Saved entries:
## BEGIN

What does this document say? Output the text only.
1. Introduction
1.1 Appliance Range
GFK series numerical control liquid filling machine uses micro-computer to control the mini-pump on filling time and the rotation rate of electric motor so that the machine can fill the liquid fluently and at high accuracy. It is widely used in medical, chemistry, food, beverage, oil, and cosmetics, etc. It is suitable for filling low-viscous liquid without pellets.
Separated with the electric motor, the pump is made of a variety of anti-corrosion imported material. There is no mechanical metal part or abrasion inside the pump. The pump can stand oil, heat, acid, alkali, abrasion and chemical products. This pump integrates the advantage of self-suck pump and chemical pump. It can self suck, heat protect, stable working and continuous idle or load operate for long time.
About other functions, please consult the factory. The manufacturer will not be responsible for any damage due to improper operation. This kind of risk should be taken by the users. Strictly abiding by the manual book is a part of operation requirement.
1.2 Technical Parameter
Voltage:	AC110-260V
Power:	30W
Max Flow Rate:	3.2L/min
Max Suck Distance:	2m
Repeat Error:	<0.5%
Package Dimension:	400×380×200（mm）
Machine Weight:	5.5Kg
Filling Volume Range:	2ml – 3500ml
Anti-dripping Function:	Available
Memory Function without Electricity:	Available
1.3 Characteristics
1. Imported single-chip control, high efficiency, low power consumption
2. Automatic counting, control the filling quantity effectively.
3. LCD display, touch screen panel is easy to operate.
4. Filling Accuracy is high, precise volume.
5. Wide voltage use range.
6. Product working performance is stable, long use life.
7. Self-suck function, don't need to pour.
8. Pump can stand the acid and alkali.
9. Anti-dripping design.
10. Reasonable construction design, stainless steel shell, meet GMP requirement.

## END

Task description: Repeat all of the entries exactly.

Exercise answer:
What does this document say? Output the text only.
1. Introduction
1.1 Appliance Range
GFK series numerical control liquid filling machine uses micro-computer to control the mini-pump on filling time and the rotation rate of electric motor so that the machine can fill the liquid fluently and at high accuracy. It is widely used in medical, chemistry, food, beverage, oil, and cosmetics, etc. It is suitable for filling low-viscous liquid without pellets.
Separated with the electric motor, the pump is made of a variety of anti-corrosion imported material. There is no mechanical metal part or abrasion inside the pump. The pump can stand oil, heat, acid, alkali, abrasion and chemical products. This pump integrates the advantage of self-suck pump and chemical pump. It can self suck, heat protect, stable working and continuous idle or load operate for long time.
About other functions, please consult the factory. The manufacturer will not be responsible for any damage due to improper operation. This kind of risk should be taken by the users. Strictly abiding by the manual book is a part of operation requirement.
1.2 Technical Parameter
Voltage:	AC110-260V
Power:	30W
Max Flow Rate:	3.2L/min
Max Suck Distance:	2m
Repeat Error:	<0.5%
Package Dimension:	400×380×200（mm）
Machine Weight:	5.5Kg
Filling Volume Range:	2ml – 3500ml
Anti-dripping Function:	Available
Memory Function without Electricity:	Available
1.3 Characteristics
1. Imported single-chip control, high efficiency, low power consumption
2. Automatic counting, control the filling quantity effectively.
3. LCD display, touch screen panel is easy to operate.
4. Filling Accuracy is high, precise volume.
5. Wide voltage use range.
6. Product working performance is stable, long use life.
7. Self-suck function, don't need to pour.
8. Pump can stand the acid and alkali.
9. Anti-dripping design.
10. Reasonable construction design, stainless steel shell, meet GMP requirement.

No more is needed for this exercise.